Records
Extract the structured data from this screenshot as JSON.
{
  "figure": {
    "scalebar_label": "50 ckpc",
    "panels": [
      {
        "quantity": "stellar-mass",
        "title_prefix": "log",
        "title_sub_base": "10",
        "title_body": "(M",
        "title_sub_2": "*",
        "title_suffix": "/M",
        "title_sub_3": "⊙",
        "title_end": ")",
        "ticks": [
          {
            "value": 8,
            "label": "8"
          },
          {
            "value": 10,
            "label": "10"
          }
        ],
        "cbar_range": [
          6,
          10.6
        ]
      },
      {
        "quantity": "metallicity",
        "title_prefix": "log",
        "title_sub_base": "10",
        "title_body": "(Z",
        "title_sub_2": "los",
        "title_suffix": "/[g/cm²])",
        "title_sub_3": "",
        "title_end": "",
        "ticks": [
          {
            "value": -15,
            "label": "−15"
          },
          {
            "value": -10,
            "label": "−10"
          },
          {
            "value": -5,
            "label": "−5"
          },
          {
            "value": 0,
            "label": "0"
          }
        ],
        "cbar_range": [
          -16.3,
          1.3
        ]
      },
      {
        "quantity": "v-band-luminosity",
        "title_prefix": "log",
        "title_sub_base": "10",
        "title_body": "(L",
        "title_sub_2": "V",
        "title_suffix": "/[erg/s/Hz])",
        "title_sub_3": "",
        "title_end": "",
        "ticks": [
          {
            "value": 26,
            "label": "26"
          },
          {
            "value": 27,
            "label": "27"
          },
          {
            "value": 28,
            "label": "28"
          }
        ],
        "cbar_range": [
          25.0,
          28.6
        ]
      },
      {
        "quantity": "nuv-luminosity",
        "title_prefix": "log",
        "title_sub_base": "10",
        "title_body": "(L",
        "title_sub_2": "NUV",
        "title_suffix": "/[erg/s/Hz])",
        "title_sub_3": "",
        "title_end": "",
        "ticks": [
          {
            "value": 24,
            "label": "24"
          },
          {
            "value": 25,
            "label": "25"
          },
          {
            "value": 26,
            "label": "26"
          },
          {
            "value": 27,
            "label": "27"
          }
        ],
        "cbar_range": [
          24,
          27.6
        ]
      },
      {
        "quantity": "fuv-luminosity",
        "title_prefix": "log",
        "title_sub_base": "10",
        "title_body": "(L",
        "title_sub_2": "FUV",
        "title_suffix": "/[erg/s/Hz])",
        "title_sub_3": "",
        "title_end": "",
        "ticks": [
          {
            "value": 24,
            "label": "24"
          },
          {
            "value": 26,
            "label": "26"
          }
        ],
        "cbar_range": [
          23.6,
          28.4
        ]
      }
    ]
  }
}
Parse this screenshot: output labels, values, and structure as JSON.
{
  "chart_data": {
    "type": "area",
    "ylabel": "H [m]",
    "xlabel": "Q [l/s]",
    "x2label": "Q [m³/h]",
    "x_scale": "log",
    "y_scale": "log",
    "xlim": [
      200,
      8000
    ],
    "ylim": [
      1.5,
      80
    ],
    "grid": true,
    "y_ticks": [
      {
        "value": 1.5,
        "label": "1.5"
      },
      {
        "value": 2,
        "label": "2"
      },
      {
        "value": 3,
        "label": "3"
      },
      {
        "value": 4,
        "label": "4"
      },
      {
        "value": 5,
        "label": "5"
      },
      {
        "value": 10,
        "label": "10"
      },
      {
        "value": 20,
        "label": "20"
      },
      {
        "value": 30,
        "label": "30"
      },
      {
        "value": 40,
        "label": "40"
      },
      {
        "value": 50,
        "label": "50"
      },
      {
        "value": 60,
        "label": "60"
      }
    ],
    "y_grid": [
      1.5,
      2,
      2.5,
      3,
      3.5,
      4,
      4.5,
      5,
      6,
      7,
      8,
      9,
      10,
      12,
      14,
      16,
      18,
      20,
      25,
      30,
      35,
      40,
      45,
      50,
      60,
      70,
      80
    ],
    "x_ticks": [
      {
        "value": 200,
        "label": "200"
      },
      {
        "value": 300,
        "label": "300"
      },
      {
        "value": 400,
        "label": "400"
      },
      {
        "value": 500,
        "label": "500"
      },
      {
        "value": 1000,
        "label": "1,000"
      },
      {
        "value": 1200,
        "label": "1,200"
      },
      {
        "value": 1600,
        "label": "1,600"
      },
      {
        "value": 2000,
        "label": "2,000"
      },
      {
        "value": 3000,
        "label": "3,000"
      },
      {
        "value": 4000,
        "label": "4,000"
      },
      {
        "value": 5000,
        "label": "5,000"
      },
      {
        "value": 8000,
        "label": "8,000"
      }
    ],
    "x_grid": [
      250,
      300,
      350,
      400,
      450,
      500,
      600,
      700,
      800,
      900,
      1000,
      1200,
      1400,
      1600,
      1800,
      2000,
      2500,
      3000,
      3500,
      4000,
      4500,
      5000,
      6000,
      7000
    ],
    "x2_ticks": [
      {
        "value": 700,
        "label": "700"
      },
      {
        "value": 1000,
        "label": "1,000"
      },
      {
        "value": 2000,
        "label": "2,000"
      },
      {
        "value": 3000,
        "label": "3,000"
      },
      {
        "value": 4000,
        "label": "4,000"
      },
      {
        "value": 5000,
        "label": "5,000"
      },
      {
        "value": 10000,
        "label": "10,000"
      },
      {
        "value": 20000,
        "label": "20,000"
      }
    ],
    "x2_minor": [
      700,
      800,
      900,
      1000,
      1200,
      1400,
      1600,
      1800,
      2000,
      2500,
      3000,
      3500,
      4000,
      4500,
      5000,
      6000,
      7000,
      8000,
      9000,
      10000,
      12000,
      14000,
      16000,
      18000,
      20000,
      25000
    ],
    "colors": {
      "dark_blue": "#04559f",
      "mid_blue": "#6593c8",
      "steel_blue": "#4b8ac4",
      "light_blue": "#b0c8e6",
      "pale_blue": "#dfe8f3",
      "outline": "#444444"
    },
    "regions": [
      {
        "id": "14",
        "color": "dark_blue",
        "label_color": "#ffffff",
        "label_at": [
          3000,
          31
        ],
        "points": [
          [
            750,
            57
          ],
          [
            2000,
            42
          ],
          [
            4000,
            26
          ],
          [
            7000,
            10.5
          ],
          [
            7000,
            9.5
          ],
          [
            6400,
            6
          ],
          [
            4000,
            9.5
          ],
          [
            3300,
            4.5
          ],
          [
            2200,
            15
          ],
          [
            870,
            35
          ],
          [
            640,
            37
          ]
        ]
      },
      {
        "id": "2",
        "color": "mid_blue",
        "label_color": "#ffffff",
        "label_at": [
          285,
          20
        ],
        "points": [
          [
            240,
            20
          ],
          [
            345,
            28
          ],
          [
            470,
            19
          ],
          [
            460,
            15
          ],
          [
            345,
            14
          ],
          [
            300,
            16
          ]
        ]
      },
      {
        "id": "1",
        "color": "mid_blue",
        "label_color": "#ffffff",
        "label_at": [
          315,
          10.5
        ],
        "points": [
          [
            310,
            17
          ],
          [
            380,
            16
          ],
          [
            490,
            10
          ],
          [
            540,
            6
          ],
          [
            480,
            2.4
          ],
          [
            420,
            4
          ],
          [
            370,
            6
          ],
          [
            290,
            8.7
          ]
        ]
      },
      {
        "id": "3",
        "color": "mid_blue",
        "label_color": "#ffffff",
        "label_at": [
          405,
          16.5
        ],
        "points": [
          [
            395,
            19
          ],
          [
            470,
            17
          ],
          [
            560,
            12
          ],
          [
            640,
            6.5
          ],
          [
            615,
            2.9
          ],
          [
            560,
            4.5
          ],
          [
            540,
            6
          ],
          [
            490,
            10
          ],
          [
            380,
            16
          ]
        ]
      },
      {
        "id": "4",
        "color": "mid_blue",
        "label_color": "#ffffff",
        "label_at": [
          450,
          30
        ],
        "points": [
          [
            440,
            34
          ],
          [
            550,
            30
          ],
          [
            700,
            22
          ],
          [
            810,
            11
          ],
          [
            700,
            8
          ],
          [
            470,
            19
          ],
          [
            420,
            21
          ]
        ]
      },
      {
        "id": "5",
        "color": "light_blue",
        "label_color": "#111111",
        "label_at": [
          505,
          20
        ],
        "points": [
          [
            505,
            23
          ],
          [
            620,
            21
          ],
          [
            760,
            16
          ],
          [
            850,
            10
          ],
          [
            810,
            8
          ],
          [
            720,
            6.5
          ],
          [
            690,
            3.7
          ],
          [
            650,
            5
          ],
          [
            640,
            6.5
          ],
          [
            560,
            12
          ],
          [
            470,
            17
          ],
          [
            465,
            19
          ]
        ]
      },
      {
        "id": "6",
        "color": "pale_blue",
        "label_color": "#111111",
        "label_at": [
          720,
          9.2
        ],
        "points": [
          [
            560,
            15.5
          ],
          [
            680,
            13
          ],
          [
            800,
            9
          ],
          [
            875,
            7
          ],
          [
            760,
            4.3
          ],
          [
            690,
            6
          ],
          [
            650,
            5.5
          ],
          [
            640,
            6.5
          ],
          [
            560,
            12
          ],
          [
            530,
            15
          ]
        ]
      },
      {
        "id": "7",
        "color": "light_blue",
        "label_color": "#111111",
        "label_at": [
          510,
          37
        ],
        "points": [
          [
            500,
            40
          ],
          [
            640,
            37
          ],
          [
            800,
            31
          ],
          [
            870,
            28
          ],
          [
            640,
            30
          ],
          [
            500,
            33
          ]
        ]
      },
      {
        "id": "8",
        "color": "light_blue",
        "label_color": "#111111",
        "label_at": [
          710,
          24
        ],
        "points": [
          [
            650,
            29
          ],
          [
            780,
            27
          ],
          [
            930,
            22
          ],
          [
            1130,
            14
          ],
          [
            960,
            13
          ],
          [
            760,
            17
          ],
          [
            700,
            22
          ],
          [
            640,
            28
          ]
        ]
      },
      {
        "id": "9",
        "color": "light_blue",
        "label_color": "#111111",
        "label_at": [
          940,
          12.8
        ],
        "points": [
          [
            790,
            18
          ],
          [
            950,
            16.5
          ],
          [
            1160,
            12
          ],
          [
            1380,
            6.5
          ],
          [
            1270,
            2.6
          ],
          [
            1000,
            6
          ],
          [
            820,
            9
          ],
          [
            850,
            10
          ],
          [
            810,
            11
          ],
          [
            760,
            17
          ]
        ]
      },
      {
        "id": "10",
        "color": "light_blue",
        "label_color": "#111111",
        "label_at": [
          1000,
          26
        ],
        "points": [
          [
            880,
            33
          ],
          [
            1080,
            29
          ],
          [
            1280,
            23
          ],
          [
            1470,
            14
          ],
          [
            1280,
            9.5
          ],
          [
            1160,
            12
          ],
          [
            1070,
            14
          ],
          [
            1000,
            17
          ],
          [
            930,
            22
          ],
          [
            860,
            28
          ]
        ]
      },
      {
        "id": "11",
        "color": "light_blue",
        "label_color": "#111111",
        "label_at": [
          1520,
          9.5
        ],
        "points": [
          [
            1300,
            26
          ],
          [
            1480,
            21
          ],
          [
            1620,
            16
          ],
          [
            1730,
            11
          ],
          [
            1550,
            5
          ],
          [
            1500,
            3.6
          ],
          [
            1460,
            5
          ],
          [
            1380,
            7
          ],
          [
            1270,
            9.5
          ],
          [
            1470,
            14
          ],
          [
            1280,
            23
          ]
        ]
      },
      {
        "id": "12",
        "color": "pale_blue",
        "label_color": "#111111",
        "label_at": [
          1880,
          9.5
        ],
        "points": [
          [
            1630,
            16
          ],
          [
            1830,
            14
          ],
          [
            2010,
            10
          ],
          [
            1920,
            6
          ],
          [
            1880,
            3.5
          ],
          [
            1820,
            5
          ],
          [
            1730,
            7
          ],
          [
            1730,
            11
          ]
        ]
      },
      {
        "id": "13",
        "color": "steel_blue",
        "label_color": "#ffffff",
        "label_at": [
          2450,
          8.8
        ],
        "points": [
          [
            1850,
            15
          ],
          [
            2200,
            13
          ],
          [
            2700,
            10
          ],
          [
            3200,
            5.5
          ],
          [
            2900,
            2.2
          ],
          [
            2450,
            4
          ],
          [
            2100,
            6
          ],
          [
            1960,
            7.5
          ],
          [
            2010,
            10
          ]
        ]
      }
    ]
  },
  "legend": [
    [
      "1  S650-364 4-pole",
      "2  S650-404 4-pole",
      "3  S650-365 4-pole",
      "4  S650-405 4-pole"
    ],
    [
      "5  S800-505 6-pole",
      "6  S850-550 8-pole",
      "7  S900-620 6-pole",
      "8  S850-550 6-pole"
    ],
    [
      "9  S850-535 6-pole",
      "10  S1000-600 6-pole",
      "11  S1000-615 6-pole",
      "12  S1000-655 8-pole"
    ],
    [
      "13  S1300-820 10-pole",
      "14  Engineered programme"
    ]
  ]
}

Stated task
Copy all lines from the material that include "this".

Result below
Extract the structured data from this screenshot as JSON.
Parse this screenshot: output labels, values, and structure as JSON.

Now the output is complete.